* _Stated task_:
Repeat every entry in the listing below, exactly.

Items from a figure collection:
====

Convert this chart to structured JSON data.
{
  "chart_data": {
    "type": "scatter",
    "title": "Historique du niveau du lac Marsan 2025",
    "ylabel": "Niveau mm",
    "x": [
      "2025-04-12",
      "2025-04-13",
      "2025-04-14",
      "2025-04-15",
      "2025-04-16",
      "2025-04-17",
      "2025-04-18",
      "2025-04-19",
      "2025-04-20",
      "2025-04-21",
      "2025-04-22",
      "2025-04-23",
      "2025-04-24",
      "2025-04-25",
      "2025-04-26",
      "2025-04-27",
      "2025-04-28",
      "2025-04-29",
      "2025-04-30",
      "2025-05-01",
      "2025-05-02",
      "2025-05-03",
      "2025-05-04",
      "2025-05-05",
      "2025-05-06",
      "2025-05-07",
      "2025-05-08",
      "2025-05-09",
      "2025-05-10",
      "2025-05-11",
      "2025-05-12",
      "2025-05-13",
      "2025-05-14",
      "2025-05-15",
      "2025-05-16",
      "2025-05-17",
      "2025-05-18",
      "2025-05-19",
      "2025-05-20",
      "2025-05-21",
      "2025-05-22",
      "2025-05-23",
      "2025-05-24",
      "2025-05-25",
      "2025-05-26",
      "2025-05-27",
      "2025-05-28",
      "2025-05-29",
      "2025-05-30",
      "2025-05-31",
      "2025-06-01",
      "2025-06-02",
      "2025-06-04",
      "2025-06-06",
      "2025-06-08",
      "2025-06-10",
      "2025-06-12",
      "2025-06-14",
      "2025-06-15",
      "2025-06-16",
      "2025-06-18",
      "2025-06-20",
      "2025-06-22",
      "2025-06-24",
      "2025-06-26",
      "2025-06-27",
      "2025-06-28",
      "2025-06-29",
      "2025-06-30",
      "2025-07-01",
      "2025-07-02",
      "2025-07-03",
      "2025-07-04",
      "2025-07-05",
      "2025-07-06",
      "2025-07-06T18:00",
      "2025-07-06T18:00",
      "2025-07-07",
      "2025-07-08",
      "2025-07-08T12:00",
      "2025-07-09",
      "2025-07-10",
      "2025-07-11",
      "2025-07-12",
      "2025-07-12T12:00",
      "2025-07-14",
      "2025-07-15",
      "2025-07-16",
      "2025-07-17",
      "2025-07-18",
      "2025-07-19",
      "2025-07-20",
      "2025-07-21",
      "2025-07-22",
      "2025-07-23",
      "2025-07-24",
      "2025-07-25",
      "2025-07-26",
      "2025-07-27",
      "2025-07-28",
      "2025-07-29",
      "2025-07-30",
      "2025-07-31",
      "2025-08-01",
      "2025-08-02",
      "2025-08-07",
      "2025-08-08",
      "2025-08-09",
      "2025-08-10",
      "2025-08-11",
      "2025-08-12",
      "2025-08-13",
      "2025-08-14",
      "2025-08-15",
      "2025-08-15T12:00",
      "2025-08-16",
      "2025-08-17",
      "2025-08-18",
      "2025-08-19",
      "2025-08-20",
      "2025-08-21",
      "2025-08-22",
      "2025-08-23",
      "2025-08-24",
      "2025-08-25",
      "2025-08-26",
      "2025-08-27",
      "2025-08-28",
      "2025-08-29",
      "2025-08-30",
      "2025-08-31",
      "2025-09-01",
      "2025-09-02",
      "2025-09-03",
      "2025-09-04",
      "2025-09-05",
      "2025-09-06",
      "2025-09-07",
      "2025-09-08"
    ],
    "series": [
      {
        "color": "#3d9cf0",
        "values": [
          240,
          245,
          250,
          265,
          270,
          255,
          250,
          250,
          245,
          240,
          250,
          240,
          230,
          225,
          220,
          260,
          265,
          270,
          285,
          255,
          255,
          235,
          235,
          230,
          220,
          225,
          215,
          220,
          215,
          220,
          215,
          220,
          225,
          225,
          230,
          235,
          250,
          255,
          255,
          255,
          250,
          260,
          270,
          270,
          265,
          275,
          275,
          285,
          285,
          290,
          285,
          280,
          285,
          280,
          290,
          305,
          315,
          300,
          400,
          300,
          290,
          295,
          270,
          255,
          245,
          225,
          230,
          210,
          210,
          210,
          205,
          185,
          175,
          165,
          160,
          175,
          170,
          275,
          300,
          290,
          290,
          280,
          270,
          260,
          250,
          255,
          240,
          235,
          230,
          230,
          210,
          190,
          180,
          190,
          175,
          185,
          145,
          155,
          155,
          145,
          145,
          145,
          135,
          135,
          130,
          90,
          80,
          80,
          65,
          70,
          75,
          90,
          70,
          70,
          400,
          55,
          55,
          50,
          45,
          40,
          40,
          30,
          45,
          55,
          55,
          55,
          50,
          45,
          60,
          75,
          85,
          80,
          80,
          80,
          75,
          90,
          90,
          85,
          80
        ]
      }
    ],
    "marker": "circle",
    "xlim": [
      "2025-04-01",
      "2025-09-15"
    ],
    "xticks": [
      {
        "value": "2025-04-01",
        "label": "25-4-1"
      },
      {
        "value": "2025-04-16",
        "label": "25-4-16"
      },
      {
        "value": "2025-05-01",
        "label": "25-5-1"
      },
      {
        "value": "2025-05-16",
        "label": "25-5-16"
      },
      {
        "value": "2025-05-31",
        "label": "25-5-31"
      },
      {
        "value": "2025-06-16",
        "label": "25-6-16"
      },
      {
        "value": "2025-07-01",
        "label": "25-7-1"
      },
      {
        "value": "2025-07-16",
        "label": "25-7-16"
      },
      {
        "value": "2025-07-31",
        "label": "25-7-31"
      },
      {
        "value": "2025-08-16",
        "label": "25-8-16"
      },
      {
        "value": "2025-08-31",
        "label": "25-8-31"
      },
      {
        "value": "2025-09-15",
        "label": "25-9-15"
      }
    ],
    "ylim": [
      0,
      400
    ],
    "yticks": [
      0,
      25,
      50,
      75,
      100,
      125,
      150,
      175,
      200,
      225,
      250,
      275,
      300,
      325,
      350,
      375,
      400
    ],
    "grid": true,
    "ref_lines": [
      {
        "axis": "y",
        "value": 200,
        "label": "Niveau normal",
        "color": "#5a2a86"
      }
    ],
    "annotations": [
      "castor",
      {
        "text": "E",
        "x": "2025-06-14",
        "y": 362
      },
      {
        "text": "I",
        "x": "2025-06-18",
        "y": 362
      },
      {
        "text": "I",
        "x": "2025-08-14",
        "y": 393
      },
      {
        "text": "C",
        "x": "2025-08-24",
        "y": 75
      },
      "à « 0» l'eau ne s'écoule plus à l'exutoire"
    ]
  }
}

====

* _Task output_:
Convert this chart to structured JSON data.
{
  "chart_data": {
    "type": "scatter",
    "title": "Historique du niveau du lac Marsan 2025",
    "ylabel": "Niveau mm",
    "x": [
      "2025-04-12",
      "2025-04-13",
      "2025-04-14",
      "2025-04-15",
      "2025-04-16",
      "2025-04-17",
      "2025-04-18",
      "2025-04-19",
      "2025-04-20",
      "2025-04-21",
      "2025-04-22",
      "2025-04-23",
      "2025-04-24",
      "2025-04-25",
      "2025-04-26",
      "2025-04-27",
      "2025-04-28",
      "2025-04-29",
      "2025-04-30",
      "2025-05-01",
      "2025-05-02",
      "2025-05-03",
      "2025-05-04",
      "2025-05-05",
      "2025-05-06",
      "2025-05-07",
      "2025-05-08",
      "2025-05-09",
      "2025-05-10",
      "2025-05-11",
      "2025-05-12",
      "2025-05-13",
      "2025-05-14",
      "2025-05-15",
      "2025-05-16",
      "2025-05-17",
      "2025-05-18",
      "2025-05-19",
      "2025-05-20",
      "2025-05-21",
      "2025-05-22",
      "2025-05-23",
      "2025-05-24",
      "2025-05-25",
      "2025-05-26",
      "2025-05-27",
      "2025-05-28",
      "2025-05-29",
      "2025-05-30",
      "2025-05-31",
      "2025-06-01",
      "2025-06-02",
      "2025-06-04",
      "2025-06-06",
      "2025-06-08",
      "2025-06-10",
      "2025-06-12",
      "2025-06-14",
      "2025-06-15",
      "2025-06-16",
      "2025-06-18",
      "2025-06-20",
      "2025-06-22",
      "2025-06-24",
      "2025-06-26",
      "2025-06-27",
      "2025-06-28",
      "2025-06-29",
      "2025-06-30",
      "2025-07-01",
      "2025-07-02",
      "2025-07-03",
      "2025-07-04",
      "2025-07-05",
      "2025-07-06",
      "2025-07-06T18:00",
      "2025-07-06T18:00",
      "2025-07-07",
      "2025-07-08",
      "2025-07-08T12:00",
      "2025-07-09",
      "2025-07-10",
      "2025-07-11",
      "2025-07-12",
      "2025-07-12T12:00",
      "2025-07-14",
      "2025-07-15",
      "2025-07-16",
      "2025-07-17",
      "2025-07-18",
      "2025-07-19",
      "2025-07-20",
      "2025-07-21",
      "2025-07-22",
      "2025-07-23",
      "2025-07-24",
      "2025-07-25",
      "2025-07-26",
      "2025-07-27",
      "2025-07-28",
      "2025-07-29",
      "2025-07-30",
      "2025-07-31",
      "2025-08-01",
      "2025-08-02",
      "2025-08-07",
      "2025-08-08",
      "2025-08-09",
      "2025-08-10",
      "2025-08-11",
      "2025-08-12",
      "2025-08-13",
      "2025-08-14",
      "2025-08-15",
      "2025-08-15T12:00",
      "2025-08-16",
      "2025-08-17",
      "2025-08-18",
      "2025-08-19",
      "2025-08-20",
      "2025-08-21",
      "2025-08-22",
      "2025-08-23",
      "2025-08-24",
      "2025-08-25",
      "2025-08-26",
      "2025-08-27",
      "2025-08-28",
      "2025-08-29",
      "2025-08-30",
      "2025-08-31",
      "2025-09-01",
      "2025-09-02",
      "2025-09-03",
      "2025-09-04",
      "2025-09-05",
      "2025-09-06",
      "2025-09-07",
      "2025-09-08"
    ],
    "series": [
      {
        "color": "#3d9cf0",
        "values": [
          240,
          245,
          250,
          265,
          270,
          255,
          250,
          250,
          245,
          240,
          250,
          240,
          230,
          225,
          220,
          260,
          265,
          270,
          285,
          255,
          255,
          235,
          235,
          230,
          220,
          225,
          215,
          220,
          215,
          220,
          215,
          220,
          225,
          225,
          230,
          235,
          250,
          255,
          255,
          255,
          250,
          260,
          270,
          270,
          265,
          275,
          275,
          285,
          285,
          290,
          285,
          280,
          285,
          280,
          290,
          305,
          315,
          300,
          400,
          300,
          290,
          295,
          270,
          255,
          245,
          225,
          230,
          210,
          210,
          210,
          205,
          185,
          175,
          165,
          160,
          175,
          170,
          275,
          300,
          290,
          290,
          280,
          270,
          260,
          250,
          255,
          240,
          235,
          230,
          230,
          210,
          190,
          180,
          190,
          175,
          185,
          145,
          155,
          155,
          145,
          145,
          145,
          135,
          135,
          130,
          90,
          80,
          80,
          65,
          70,
          75,
          90,
          70,
          70,
          400,
          55,
          55,
          50,
          45,
          40,
          40,
          30,
          45,
          55,
          55,
          55,
          50,
          45,
          60,
          75,
          85,
          80,
          80,
          80,
          75,
          90,
          90,
          85,
          80
        ]
      }
    ],
    "marker": "circle",
    "xlim": [
      "2025-04-01",
      "2025-09-15"
    ],
    "xticks": [
      {
        "value": "2025-04-01",
        "label": "25-4-1"
      },
      {
        "value": "2025-04-16",
        "label": "25-4-16"
      },
      {
        "value": "2025-05-01",
        "label": "25-5-1"
      },
      {
        "value": "2025-05-16",
        "label": "25-5-16"
      },
      {
        "value": "2025-05-31",
        "label": "25-5-31"
      },
      {
        "value": "2025-06-16",
        "label": "25-6-16"
      },
      {
        "value": "2025-07-01",
        "label": "25-7-1"
      },
      {
        "value": "2025-07-16",
        "label": "25-7-16"
      },
      {
        "value": "2025-07-31",
        "label": "25-7-31"
      },
      {
        "value": "2025-08-16",
        "label": "25-8-16"
      },
      {
        "value": "2025-08-31",
        "label": "25-8-31"
      },
      {
        "value": "2025-09-15",
        "label": "25-9-15"
      }
    ],
    "ylim": [
      0,
      400
    ],
    "yticks": [
      0,
      25,
      50,
      75,
      100,
      125,
      150,
      175,
      200,
      225,
      250,
      275,
      300,
      325,
      350,
      375,
      400
    ],
    "grid": true,
    "ref_lines": [
      {
        "axis": "y",
        "value": 200,
        "label": "Niveau normal",
        "color": "#5a2a86"
      }
    ],
    "annotations": [
      "castor",
      {
        "text": "E",
        "x": "2025-06-14",
        "y": 362
      },
      {
        "text": "I",
        "x": "2025-06-18",
        "y": 362
      },
      {
        "text": "I",
        "x": "2025-08-14",
        "y": 393
      },
      {
        "text": "C",
        "x": "2025-08-24",
        "y": 75
      },
      "à « 0» l'eau ne s'écoule plus à l'exutoire"
    ]
  }
}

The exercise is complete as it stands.